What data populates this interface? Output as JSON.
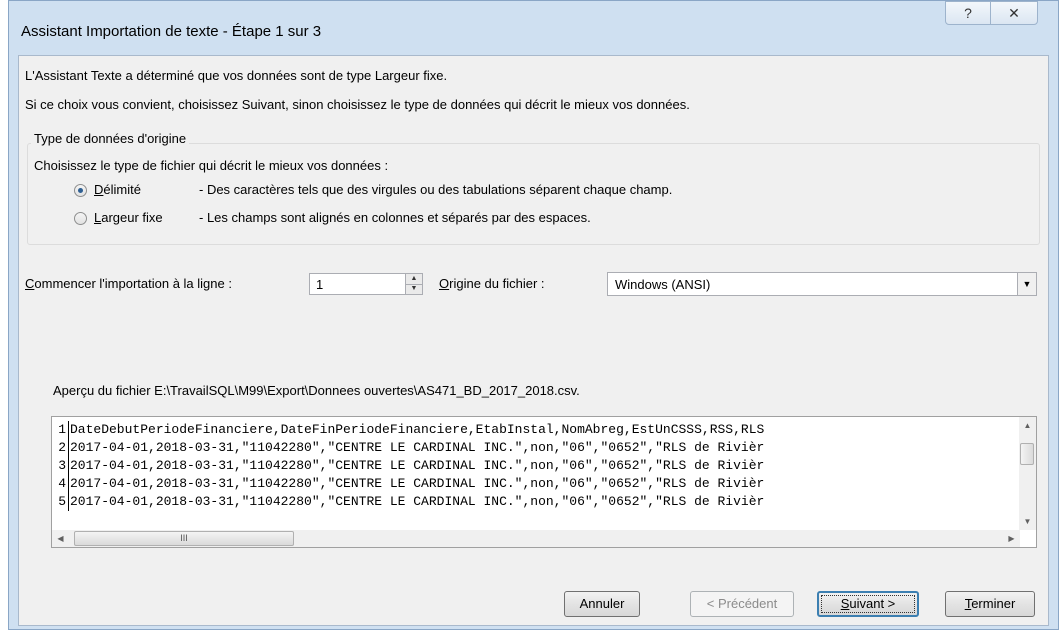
{
  "window": {
    "title": "Assistant Importation de texte - Étape 1 sur 3",
    "help_glyph": "?",
    "close_glyph": "✕"
  },
  "intro": {
    "line1": "L'Assistant Texte a déterminé que vos données sont de type Largeur fixe.",
    "line2": "Si ce choix vous convient, choisissez Suivant, sinon choisissez le type de données qui décrit le mieux vos données."
  },
  "group": {
    "legend": "Type de données d'origine",
    "prompt": "Choisissez le type de fichier qui décrit le mieux vos données :",
    "options": [
      {
        "label_first": "D",
        "label_rest": "élimité",
        "desc": "- Des caractères tels que des virgules ou des tabulations séparent chaque champ.",
        "checked": true
      },
      {
        "label_first": "L",
        "label_rest": "argeur fixe",
        "desc": "- Les champs sont alignés en colonnes et séparés par des espaces.",
        "checked": false
      }
    ]
  },
  "start_row": {
    "label_first": "C",
    "label_rest": "ommencer l'importation à la ligne :",
    "value": "1"
  },
  "origin": {
    "label_first": "O",
    "label_rest": "rigine du fichier :",
    "value": "Windows (ANSI)"
  },
  "preview": {
    "label": "Aperçu du fichier E:\\TravailSQL\\M99\\Export\\Donnees ouvertes\\AS471_BD_2017_2018.csv.",
    "rows": [
      {
        "num": "1",
        "text": "DateDebutPeriodeFinanciere,DateFinPeriodeFinanciere,EtabInstal,NomAbreg,EstUnCSSS,RSS,RLS"
      },
      {
        "num": "2",
        "text": "2017-04-01,2018-03-31,\"11042280\",\"CENTRE LE CARDINAL INC.\",non,\"06\",\"0652\",\"RLS de Rivièr"
      },
      {
        "num": "3",
        "text": "2017-04-01,2018-03-31,\"11042280\",\"CENTRE LE CARDINAL INC.\",non,\"06\",\"0652\",\"RLS de Rivièr"
      },
      {
        "num": "4",
        "text": "2017-04-01,2018-03-31,\"11042280\",\"CENTRE LE CARDINAL INC.\",non,\"06\",\"0652\",\"RLS de Rivièr"
      },
      {
        "num": "5",
        "text": "2017-04-01,2018-03-31,\"11042280\",\"CENTRE LE CARDINAL INC.\",non,\"06\",\"0652\",\"RLS de Rivièr"
      }
    ],
    "hthumb_grip": "III"
  },
  "buttons": {
    "cancel": "Annuler",
    "previous": "< Précédent",
    "next_first": "S",
    "next_rest": "uivant >",
    "finish_first": "T",
    "finish_rest": "erminer"
  }
}
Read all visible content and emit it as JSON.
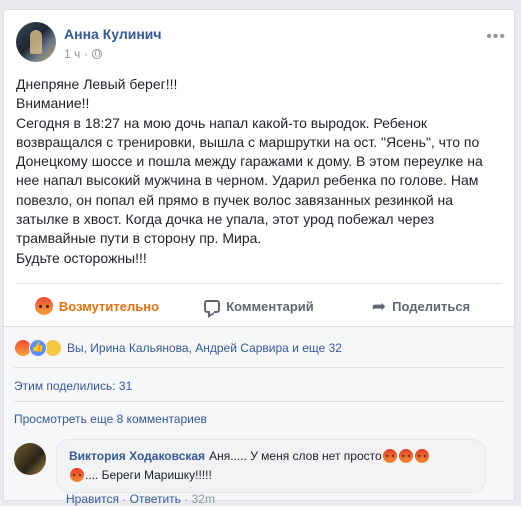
{
  "post": {
    "author": "Анна Кулинич",
    "time": "1 ч",
    "privacy_icon": "globe-icon",
    "more_icon": "more-icon",
    "lines": [
      "Днепряне Левый берег!!!",
      "Внимание!!",
      "Сегодня в 18:27 на мою дочь напал какой-то выродок. Ребенок возвращался с тренировки, вышла с маршрутки на ост. \"Ясень\", что по Донецкому шоссе и пошла между гаражами к дому. В этом переулке на нее напал высокий мужчина в черном. Ударил ребенка по голове. Нам повезло, он попал ей прямо в пучек волос завязанных резинкой на затылке в хвост. Когда дочка не упала, этот урод побежал через трамвайные пути в сторону пр. Мира.",
      "Будьте осторожны!!!"
    ]
  },
  "actions": {
    "react_label": "Возмутительно",
    "comment_label": "Комментарий",
    "share_label": "Поделиться",
    "react_color": "#e9710f"
  },
  "footer": {
    "reactions_text": "Вы, Ирина Кальянова, Андрей Сарвира и еще 32",
    "shares_text": "Этим поделились: 31",
    "view_more": "Просмотреть еще 8 комментариев"
  },
  "comment": {
    "author": "Виктория Ходаковская",
    "text": "Аня..... У меня слов нет просто",
    "text2": ".... Береги Маришку!!!!!",
    "like_label": "Нравится",
    "reply_label": "Ответить",
    "time": "32m",
    "sep": "·"
  },
  "colors": {
    "link": "#365899",
    "muted": "#90949c"
  }
}
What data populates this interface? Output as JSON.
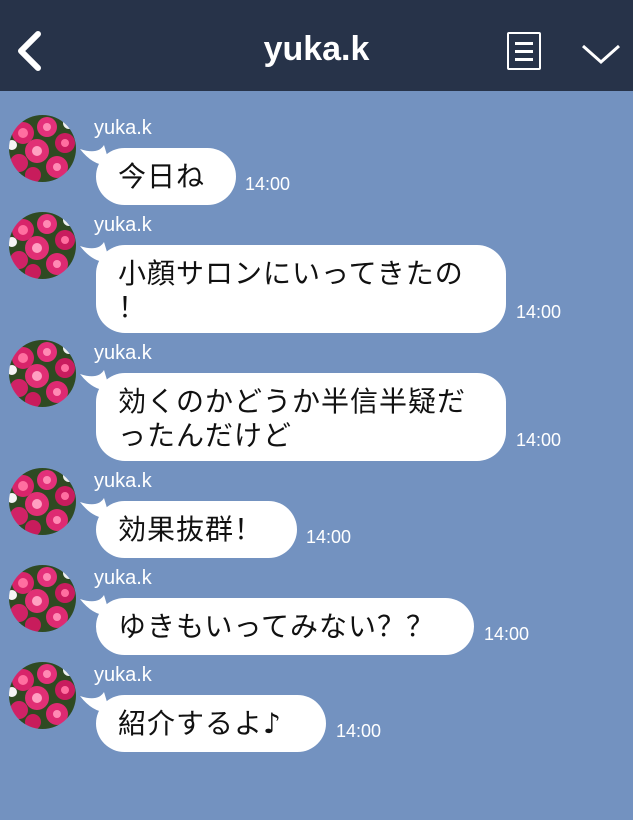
{
  "header": {
    "title": "yuka.k",
    "back_icon": "chevron-left-icon",
    "menu_icon": "notes-icon",
    "more_icon": "chevron-down-icon"
  },
  "colors": {
    "header_bg": "#273349",
    "chat_bg": "#7392c0",
    "bubble": "#ffffff"
  },
  "messages": [
    {
      "sender": "yuka.k",
      "lines": [
        "今日ね"
      ],
      "time": "14:00"
    },
    {
      "sender": "yuka.k",
      "lines": [
        "小顔サロンにいってきたの",
        "！"
      ],
      "time": "14:00"
    },
    {
      "sender": "yuka.k",
      "lines": [
        "効くのかどうか半信半疑だ",
        "ったんだけど"
      ],
      "time": "14:00"
    },
    {
      "sender": "yuka.k",
      "lines": [
        "効果抜群！"
      ],
      "time": "14:00"
    },
    {
      "sender": "yuka.k",
      "lines": [
        "ゆきもいってみない？？"
      ],
      "time": "14:00"
    },
    {
      "sender": "yuka.k",
      "lines": [
        "紹介するよ♪"
      ],
      "time": "14:00"
    }
  ]
}
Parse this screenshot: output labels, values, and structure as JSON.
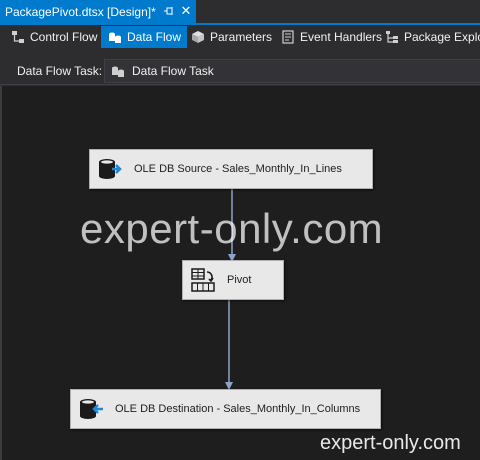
{
  "document_tab": {
    "title": "PackagePivot.dtsx [Design]*"
  },
  "designer_tabs": [
    {
      "label": "Control Flow",
      "icon": "control-flow-icon",
      "active": false
    },
    {
      "label": "Data Flow",
      "icon": "data-flow-icon",
      "active": true
    },
    {
      "label": "Parameters",
      "icon": "parameters-icon",
      "active": false
    },
    {
      "label": "Event Handlers",
      "icon": "event-handlers-icon",
      "active": false
    },
    {
      "label": "Package Explor",
      "icon": "package-explorer-icon",
      "active": false
    }
  ],
  "task_bar": {
    "label": "Data Flow Task:",
    "selected": "Data Flow Task"
  },
  "components": {
    "source": {
      "label": "OLE DB Source - Sales_Monthly_In_Lines",
      "icon": "ole-db-source-icon"
    },
    "pivot": {
      "label": "Pivot",
      "icon": "pivot-icon"
    },
    "destination": {
      "label": "OLE DB Destination - Sales_Monthly_In_Columns",
      "icon": "ole-db-destination-icon"
    }
  },
  "watermark": {
    "center": "expert-only.com",
    "corner": "expert-only.com"
  },
  "colors": {
    "accent": "#007acc",
    "canvas": "#1e1e1e",
    "chrome": "#2d2d30",
    "connector": "#8ca4c8",
    "component": "#e8e8e8"
  }
}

━━━━━━━━

**Exercise task**
Leave out the pictures and restate everything else word for word.

**Exercise output**
What data populates this interface? Output as JSON.
{
  "window": {
    "title": "Assistant Importation de texte - Étape 1 sur 3",
    "help_glyph": "?",
    "close_glyph": "✕"
  },
  "intro": {
    "line1": "L'Assistant Texte a déterminé que vos données sont de type Largeur fixe.",
    "line2": "Si ce choix vous convient, choisissez Suivant, sinon choisissez le type de données qui décrit le mieux vos données."
  },
  "group": {
    "legend": "Type de données d'origine",
    "prompt": "Choisissez le type de fichier qui décrit le mieux vos données :",
    "options": [
      {
        "label_first": "D",
        "label_rest": "élimité",
        "desc": "- Des caractères tels que des virgules ou des tabulations séparent chaque champ.",
        "checked": true
      },
      {
        "label_first": "L",
        "label_rest": "argeur fixe",
        "desc": "- Les champs sont alignés en colonnes et séparés par des espaces.",
        "checked": false
      }
    ]
  },
  "start_row": {
    "label_first": "C",
    "label_rest": "ommencer l'importation à la ligne :",
    "value": "1"
  },
  "origin": {
    "label_first": "O",
    "label_rest": "rigine du fichier :",
    "value": "Windows (ANSI)"
  },
  "preview": {
    "label": "Aperçu du fichier E:\\TravailSQL\\M99\\Export\\Donnees ouvertes\\AS471_BD_2017_2018.csv.",
    "rows": [
      {
        "num": "1",
        "text": "DateDebutPeriodeFinanciere,DateFinPeriodeFinanciere,EtabInstal,NomAbreg,EstUnCSSS,RSS,RLS"
      },
      {
        "num": "2",
        "text": "2017-04-01,2018-03-31,\"11042280\",\"CENTRE LE CARDINAL INC.\",non,\"06\",\"0652\",\"RLS de Rivièr"
      },
      {
        "num": "3",
        "text": "2017-04-01,2018-03-31,\"11042280\",\"CENTRE LE CARDINAL INC.\",non,\"06\",\"0652\",\"RLS de Rivièr"
      },
      {
        "num": "4",
        "text": "2017-04-01,2018-03-31,\"11042280\",\"CENTRE LE CARDINAL INC.\",non,\"06\",\"0652\",\"RLS de Rivièr"
      },
      {
        "num": "5",
        "text": "2017-04-01,2018-03-31,\"11042280\",\"CENTRE LE CARDINAL INC.\",non,\"06\",\"0652\",\"RLS de Rivièr"
      }
    ],
    "hthumb_grip": "III"
  },
  "buttons": {
    "cancel": "Annuler",
    "previous": "< Précédent",
    "next_first": "S",
    "next_rest": "uivant >",
    "finish_first": "T",
    "finish_rest": "erminer"
  }
}
Read all visible content and emit it as JSON.
{
  "post": {
    "author": "Анна Кулинич",
    "time": "1 ч",
    "privacy_icon": "globe-icon",
    "more_icon": "more-icon",
    "lines": [
      "Днепряне Левый берег!!!",
      "Внимание!!",
      "Сегодня в 18:27 на мою дочь напал какой-то выродок. Ребенок возвращался с тренировки, вышла с маршрутки на ост. \"Ясень\", что по Донецкому шоссе и пошла между гаражами к дому. В этом переулке на нее напал высокий мужчина в черном. Ударил ребенка по голове. Нам повезло, он попал ей прямо в пучек волос завязанных резинкой на затылке в хвост. Когда дочка не упала, этот урод побежал через трамвайные пути в сторону пр. Мира.",
      "Будьте осторожны!!!"
    ]
  },
  "actions": {
    "react_label": "Возмутительно",
    "comment_label": "Комментарий",
    "share_label": "Поделиться",
    "react_color": "#e9710f"
  },
  "footer": {
    "reactions_text": "Вы, Ирина Кальянова, Андрей Сарвира и еще 32",
    "shares_text": "Этим поделились: 31",
    "view_more": "Просмотреть еще 8 комментариев"
  },
  "comment": {
    "author": "Виктория Ходаковская",
    "text": "Аня..... У меня слов нет просто",
    "text2": ".... Береги Маришку!!!!!",
    "like_label": "Нравится",
    "reply_label": "Ответить",
    "time": "32m",
    "sep": "·"
  },
  "colors": {
    "link": "#365899",
    "muted": "#90949c"
  }
}
What data populates this interface? Output as JSON.
{
  "header": {
    "title": "yuka.k",
    "back_icon": "chevron-left-icon",
    "menu_icon": "notes-icon",
    "more_icon": "chevron-down-icon"
  },
  "colors": {
    "header_bg": "#273349",
    "chat_bg": "#7392c0",
    "bubble": "#ffffff"
  },
  "messages": [
    {
      "sender": "yuka.k",
      "lines": [
        "今日ね"
      ],
      "time": "14:00"
    },
    {
      "sender": "yuka.k",
      "lines": [
        "小顔サロンにいってきたの",
        "！"
      ],
      "time": "14:00"
    },
    {
      "sender": "yuka.k",
      "lines": [
        "効くのかどうか半信半疑だ",
        "ったんだけど"
      ],
      "time": "14:00"
    },
    {
      "sender": "yuka.k",
      "lines": [
        "効果抜群！"
      ],
      "time": "14:00"
    },
    {
      "sender": "yuka.k",
      "lines": [
        "ゆきもいってみない？？"
      ],
      "time": "14:00"
    },
    {
      "sender": "yuka.k",
      "lines": [
        "紹介するよ♪"
      ],
      "time": "14:00"
    }
  ]
}
Parse this screenshot: output labels, values, and structure as JSON.
{
  "document_tab": {
    "title": "PackagePivot.dtsx [Design]*"
  },
  "designer_tabs": [
    {
      "label": "Control Flow",
      "icon": "control-flow-icon",
      "active": false
    },
    {
      "label": "Data Flow",
      "icon": "data-flow-icon",
      "active": true
    },
    {
      "label": "Parameters",
      "icon": "parameters-icon",
      "active": false
    },
    {
      "label": "Event Handlers",
      "icon": "event-handlers-icon",
      "active": false
    },
    {
      "label": "Package Explor",
      "icon": "package-explorer-icon",
      "active": false
    }
  ],
  "task_bar": {
    "label": "Data Flow Task:",
    "selected": "Data Flow Task"
  },
  "components": {
    "source": {
      "label": "OLE DB Source - Sales_Monthly_In_Lines",
      "icon": "ole-db-source-icon"
    },
    "pivot": {
      "label": "Pivot",
      "icon": "pivot-icon"
    },
    "destination": {
      "label": "OLE DB Destination - Sales_Monthly_In_Columns",
      "icon": "ole-db-destination-icon"
    }
  },
  "watermark": {
    "center": "expert-only.com",
    "corner": "expert-only.com"
  },
  "colors": {
    "accent": "#007acc",
    "canvas": "#1e1e1e",
    "chrome": "#2d2d30",
    "connector": "#8ca4c8",
    "component": "#e8e8e8"
  }
}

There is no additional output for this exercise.